▶ _Material for this task_
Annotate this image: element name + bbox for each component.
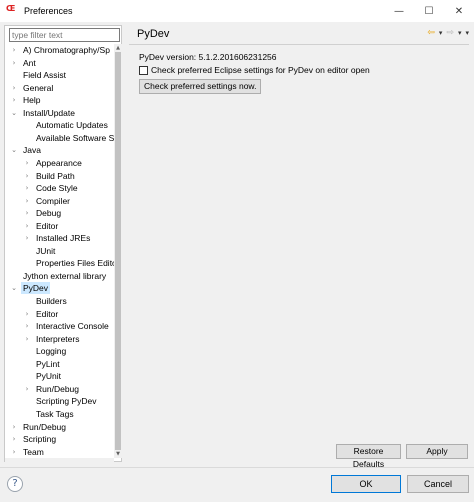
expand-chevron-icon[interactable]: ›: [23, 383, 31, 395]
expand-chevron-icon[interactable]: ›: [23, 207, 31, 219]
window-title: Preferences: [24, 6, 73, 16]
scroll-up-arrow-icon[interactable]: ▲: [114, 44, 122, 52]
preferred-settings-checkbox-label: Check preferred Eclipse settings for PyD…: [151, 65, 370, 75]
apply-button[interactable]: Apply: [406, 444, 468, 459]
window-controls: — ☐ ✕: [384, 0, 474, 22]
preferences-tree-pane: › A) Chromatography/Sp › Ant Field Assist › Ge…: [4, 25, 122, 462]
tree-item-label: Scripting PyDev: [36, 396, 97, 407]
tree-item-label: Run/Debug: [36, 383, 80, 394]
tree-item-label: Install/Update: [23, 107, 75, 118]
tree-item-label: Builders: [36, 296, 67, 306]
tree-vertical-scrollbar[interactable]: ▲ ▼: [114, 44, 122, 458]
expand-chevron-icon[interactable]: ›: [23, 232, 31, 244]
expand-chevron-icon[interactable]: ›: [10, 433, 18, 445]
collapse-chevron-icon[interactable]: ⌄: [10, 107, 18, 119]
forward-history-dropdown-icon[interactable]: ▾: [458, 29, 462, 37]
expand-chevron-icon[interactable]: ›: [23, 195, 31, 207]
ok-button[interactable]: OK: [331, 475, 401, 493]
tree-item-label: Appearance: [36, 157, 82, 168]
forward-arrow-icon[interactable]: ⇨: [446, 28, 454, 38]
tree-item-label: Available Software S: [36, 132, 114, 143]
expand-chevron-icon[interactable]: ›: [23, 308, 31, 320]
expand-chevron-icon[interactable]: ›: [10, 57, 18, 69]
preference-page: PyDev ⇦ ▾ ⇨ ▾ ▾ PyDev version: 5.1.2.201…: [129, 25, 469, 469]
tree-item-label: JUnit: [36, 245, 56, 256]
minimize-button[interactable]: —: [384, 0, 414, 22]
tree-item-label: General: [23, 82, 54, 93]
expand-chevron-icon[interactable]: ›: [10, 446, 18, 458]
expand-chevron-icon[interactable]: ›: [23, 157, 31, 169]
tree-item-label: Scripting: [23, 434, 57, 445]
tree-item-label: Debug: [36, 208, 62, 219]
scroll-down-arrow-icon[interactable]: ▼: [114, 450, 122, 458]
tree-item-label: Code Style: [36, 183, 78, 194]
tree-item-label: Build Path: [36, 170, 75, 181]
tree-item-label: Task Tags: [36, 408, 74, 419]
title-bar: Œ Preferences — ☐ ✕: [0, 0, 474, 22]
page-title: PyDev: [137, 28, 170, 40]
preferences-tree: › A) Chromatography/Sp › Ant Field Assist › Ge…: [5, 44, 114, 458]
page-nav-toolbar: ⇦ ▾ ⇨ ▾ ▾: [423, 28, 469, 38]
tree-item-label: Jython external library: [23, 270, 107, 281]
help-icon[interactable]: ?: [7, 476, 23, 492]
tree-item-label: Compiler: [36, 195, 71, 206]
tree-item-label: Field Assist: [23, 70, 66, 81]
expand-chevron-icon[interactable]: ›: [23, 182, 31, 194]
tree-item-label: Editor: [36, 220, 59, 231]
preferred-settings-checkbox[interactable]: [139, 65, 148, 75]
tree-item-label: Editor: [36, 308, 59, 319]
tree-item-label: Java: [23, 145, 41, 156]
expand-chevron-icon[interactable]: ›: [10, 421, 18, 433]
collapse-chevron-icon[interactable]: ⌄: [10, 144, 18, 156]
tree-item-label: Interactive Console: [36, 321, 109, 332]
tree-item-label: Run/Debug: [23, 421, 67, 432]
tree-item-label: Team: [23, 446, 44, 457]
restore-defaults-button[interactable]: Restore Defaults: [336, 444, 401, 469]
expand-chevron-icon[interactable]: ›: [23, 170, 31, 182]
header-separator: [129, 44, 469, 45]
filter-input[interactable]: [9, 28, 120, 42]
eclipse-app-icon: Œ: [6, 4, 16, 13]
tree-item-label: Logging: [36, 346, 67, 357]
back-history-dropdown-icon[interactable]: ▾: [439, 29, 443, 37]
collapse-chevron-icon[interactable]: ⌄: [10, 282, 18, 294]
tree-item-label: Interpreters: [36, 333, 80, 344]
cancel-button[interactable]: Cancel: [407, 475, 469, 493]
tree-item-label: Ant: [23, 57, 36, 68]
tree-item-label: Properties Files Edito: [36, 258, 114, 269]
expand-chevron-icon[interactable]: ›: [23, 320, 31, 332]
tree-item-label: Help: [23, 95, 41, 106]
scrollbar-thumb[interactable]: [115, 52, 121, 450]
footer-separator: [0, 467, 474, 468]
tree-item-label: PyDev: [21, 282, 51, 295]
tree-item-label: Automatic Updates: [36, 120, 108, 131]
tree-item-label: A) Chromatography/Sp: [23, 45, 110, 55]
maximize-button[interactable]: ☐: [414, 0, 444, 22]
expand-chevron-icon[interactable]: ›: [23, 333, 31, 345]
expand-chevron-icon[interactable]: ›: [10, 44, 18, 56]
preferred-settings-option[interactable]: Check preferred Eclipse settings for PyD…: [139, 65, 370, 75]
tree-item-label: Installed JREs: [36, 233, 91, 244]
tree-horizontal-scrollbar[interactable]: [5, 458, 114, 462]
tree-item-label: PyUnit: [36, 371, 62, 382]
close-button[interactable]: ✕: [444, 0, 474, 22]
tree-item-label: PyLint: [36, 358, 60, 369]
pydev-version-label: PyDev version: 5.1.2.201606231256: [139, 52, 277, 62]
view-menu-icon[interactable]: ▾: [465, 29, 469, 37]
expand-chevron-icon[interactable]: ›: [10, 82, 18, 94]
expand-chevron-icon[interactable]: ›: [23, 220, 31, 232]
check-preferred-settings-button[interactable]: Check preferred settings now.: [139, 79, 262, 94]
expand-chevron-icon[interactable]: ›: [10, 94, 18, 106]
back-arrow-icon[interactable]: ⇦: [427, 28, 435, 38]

* * *

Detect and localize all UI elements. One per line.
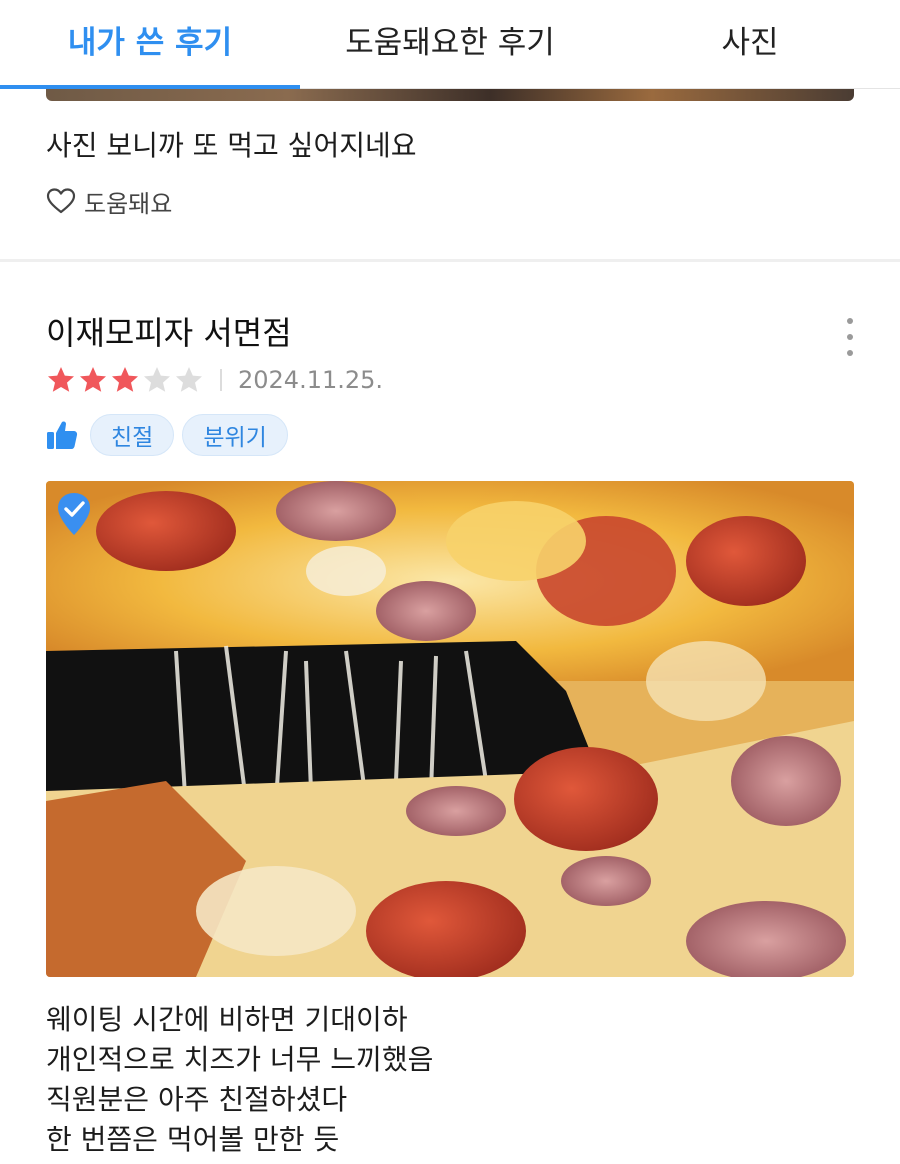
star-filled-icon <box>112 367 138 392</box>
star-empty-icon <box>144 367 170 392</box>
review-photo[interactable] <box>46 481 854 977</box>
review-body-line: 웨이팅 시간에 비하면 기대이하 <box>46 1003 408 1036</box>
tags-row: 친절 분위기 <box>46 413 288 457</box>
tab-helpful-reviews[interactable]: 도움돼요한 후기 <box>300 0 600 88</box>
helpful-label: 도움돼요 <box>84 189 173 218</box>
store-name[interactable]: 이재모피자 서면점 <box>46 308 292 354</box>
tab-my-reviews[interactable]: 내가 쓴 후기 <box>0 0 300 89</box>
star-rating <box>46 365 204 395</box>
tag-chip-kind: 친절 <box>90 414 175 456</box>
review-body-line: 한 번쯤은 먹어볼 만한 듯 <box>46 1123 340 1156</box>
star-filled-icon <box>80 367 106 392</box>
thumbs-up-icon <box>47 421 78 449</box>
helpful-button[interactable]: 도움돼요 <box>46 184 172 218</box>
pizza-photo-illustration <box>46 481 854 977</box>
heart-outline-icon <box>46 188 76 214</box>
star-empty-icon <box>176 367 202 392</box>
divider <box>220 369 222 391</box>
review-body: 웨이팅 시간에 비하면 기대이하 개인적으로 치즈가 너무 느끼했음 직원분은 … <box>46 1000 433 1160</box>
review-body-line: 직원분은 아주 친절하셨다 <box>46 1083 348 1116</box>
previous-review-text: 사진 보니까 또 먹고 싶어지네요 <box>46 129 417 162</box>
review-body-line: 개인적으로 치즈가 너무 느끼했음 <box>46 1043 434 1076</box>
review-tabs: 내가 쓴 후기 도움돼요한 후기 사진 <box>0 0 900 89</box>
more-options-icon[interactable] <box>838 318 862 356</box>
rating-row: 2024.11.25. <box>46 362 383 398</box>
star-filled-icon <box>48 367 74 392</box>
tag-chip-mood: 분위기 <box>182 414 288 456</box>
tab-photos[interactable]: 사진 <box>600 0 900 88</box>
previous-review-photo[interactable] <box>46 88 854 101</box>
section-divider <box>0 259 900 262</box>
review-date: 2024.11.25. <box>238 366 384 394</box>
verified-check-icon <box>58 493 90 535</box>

▶ _Request_
Format the data starting at the line that contains "expand-chevron-icon[interactable]: ›: [23, 383, 31, 395]" and ending at the line that contains "expand-chevron-icon[interactable]: ›: [23, 157, 31, 169]" as a numbered list, leaving out any blank lines.

▶ _Result below_
1. expand-chevron-icon[interactable]: ›: [23, 383, 31, 395]
2. expand-chevron-icon[interactable]: ›: [23, 207, 31, 219]
3. window-title: Preferences: [24, 6, 73, 16]
4. scroll-up-arrow-icon[interactable]: ▲: [114, 44, 122, 52]
5. preferred-settings-checkbox-label: Check preferred Eclipse settings for PyD…: [151, 65, 370, 75]
6. apply-button[interactable]: Apply: [406, 444, 468, 459]
7. window-controls: — ☐ ✕: [384, 0, 474, 22]
8. preferences-tree-pane: › A) Chromatography/Sp › Ant Field Assist › Ge…: [4, 25, 122, 462]
9. tree-item-label: Scripting PyDev: [36, 396, 97, 407]
10. tree-item-label: Run/Debug: [36, 383, 80, 394]
11. tree-item-label: Install/Update: [23, 107, 75, 118]
12. tree-item-label: Builders: [36, 296, 67, 306]
13. tree-vertical-scrollbar[interactable]: ▲ ▼: [114, 44, 122, 458]
14. expand-chevron-icon[interactable]: ›: [23, 232, 31, 244]
15. expand-chevron-icon[interactable]: ›: [10, 433, 18, 445]
16. collapse-chevron-icon[interactable]: ⌄: [10, 107, 18, 119]
17. forward-history-dropdown-icon[interactable]: ▾: [458, 29, 462, 37]
18. expand-chevron-icon[interactable]: ›: [23, 195, 31, 207]
19. ok-button[interactable]: OK: [331, 475, 401, 493]
20. tree-item-label: Appearance: [36, 157, 82, 168]
21. forward-arrow-icon[interactable]: ⇨: [446, 28, 454, 38]
22. tree-item-label: Available Software S: [36, 132, 114, 143]
23. expand-chevron-icon[interactable]: ›: [23, 308, 31, 320]
24. expand-chevron-icon[interactable]: ›: [10, 57, 18, 69]
25. preference-page: PyDev ⇦ ▾ ⇨ ▾ ▾ PyDev version: 5.1.2.201…: [129, 25, 469, 469]
26. tree-item-label: JUnit: [36, 245, 56, 256]
27. minimize-button[interactable]: —: [384, 0, 414, 22]
28. tree-item-label: General: [23, 82, 54, 93]
29. expand-chevron-icon[interactable]: ›: [10, 446, 18, 458]
30. expand-chevron-icon[interactable]: ›: [23, 157, 31, 169]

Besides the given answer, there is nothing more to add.